**Work to complete**
a) Copy word for word the part of the forum thread on LCD monitor lag that opens with the words containing "Basically, check the" and closes with "might disagree however.".
b) Carry on the forum thread on LCD monitor lag from its last sentence.

**Passage to read**
━━━━━━━━━━━━━━━━
I really have no experience with the latest LCD monitors, are they really lag free? they usually had this problem with fast moving images... and that would suck for gaming.
Basically, check the refresh speed of your monitor. Anything 25ms and slower is junk - it's plainly awful. 16ms is a sweet spot (and is perfect for 60hz refresh video, too - 1/60th of a second is 16.666... ms), and is extremely lag-free. If you want, the latest monitors sport sub-10ms refresh times, with something like 5ms "typical" and 8ms "max" (125FPS to 200FPS). They are *very* nice.

Though, there are still people who claim that 16ms and faster screens are still laggy, but I honestly can't tell the difference (and neither can most people). Luckily, like audiophiles, there will be people who can claim to see the difference. For me, my eyes don't tire so much looking at my LCD monitor as they do with a regular monitor.
 

cff

Kilk'dymga'qith laq Ik'vikvi
Mine does 16ms (real, not claimed) which is enough for me to not notice any blur in FPS games. Pro gamers might disagree however.
In specialized applications (like TFT test programs) you can see the delay pretty good however. Whats stupid is that test like 3D mark are capped at 60fps so its kinda hard to judge how fast the maxhine is if the TFT is holding it back ...
━━━━━━━━━━━━━━━━
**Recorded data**
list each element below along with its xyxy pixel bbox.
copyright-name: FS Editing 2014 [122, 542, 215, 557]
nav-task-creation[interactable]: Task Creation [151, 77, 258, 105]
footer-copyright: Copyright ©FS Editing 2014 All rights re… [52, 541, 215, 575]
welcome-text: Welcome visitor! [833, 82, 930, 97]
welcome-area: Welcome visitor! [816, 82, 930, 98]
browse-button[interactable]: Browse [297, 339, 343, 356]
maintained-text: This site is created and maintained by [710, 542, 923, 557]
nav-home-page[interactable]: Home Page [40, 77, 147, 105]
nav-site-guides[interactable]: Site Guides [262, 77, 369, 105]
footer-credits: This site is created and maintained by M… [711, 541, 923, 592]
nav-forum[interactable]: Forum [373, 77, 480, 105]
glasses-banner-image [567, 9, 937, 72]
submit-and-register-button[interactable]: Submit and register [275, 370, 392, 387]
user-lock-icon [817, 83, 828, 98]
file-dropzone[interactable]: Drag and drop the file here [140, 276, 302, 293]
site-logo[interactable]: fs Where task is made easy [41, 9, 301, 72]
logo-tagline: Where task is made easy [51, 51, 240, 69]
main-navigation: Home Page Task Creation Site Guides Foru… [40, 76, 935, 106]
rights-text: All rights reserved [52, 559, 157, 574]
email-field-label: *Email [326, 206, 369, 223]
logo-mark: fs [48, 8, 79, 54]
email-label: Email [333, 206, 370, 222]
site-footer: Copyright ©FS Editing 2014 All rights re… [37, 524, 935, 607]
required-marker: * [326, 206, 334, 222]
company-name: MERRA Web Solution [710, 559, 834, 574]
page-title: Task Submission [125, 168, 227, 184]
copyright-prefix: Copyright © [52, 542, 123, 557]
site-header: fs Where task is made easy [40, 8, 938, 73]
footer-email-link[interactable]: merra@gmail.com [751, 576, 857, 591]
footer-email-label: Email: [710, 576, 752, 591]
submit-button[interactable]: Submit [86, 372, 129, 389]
━━━━━━━━━━━━━━━━
**Answers for the tasks**
a)
Basically, check the refresh speed of your monitor. Anything 25ms and slower is junk - it's plainly awful. 16ms is a sweet spot (and is perfect for 60hz refresh video, too - 1/60th of a second is 16.666... ms), and is extremely lag-free. If you want, the latest monitors sport sub-10ms refresh times, with something like 5ms "typical" and 8ms "max" (125FPS to 200FPS). They are *very* nice.

Though, there are still people who claim that 16ms and faster screens are still laggy, but I honestly can't tell the difference (and neither can most people). Luckily, like audiophiles, there will be people who can claim to see the difference. For me, my eyes don't tire so much looking at my LCD monitor as they do with a regular monitor.
 

cff

Kilk'dymga'qith laq Ik'vikvi
Mine does 16ms (real, not claimed) which is enough for me to not notice any blur in FPS games. Pro gamers might disagree however.

b)
I don't think there is ANY TFT that can do 8 ms max. Some may claim they do, but I don't think it is true. 12 ms ones are there for a long time for example, but in reality they have something like 16 max.
 

Worf

Vice Admiral
There is, actually, 4ms (grey-grey) with 5ms typical - Viewsonic announced a couple earlier last month. Pricing is unknown, though. OTOH, it seems 12ms is slowly making its way into mainstream for monitors.

My monitor (NEC 1760V) is 16ms, but it's split quite oddly - I believe white-to-black is 4ms, and black-to-white is 12ms (giving 16ms when you add it). Scrolling text that's black-on-white (regular text processing) works out quite well, but scrolling white-on-black has a tiny bit of ghosting when scrolling quickly. Though, having used it for probably close to two years now, I'm so used to it, I don't notice.

About my only regret with my monitor is not buying a big enough monitor. Sure it's a 17", and it replaces my old 17" CRT (so it's larger), but still. I lust for Apple's 30" cinema display... (OTOH, that's getting close to the point of "too big")..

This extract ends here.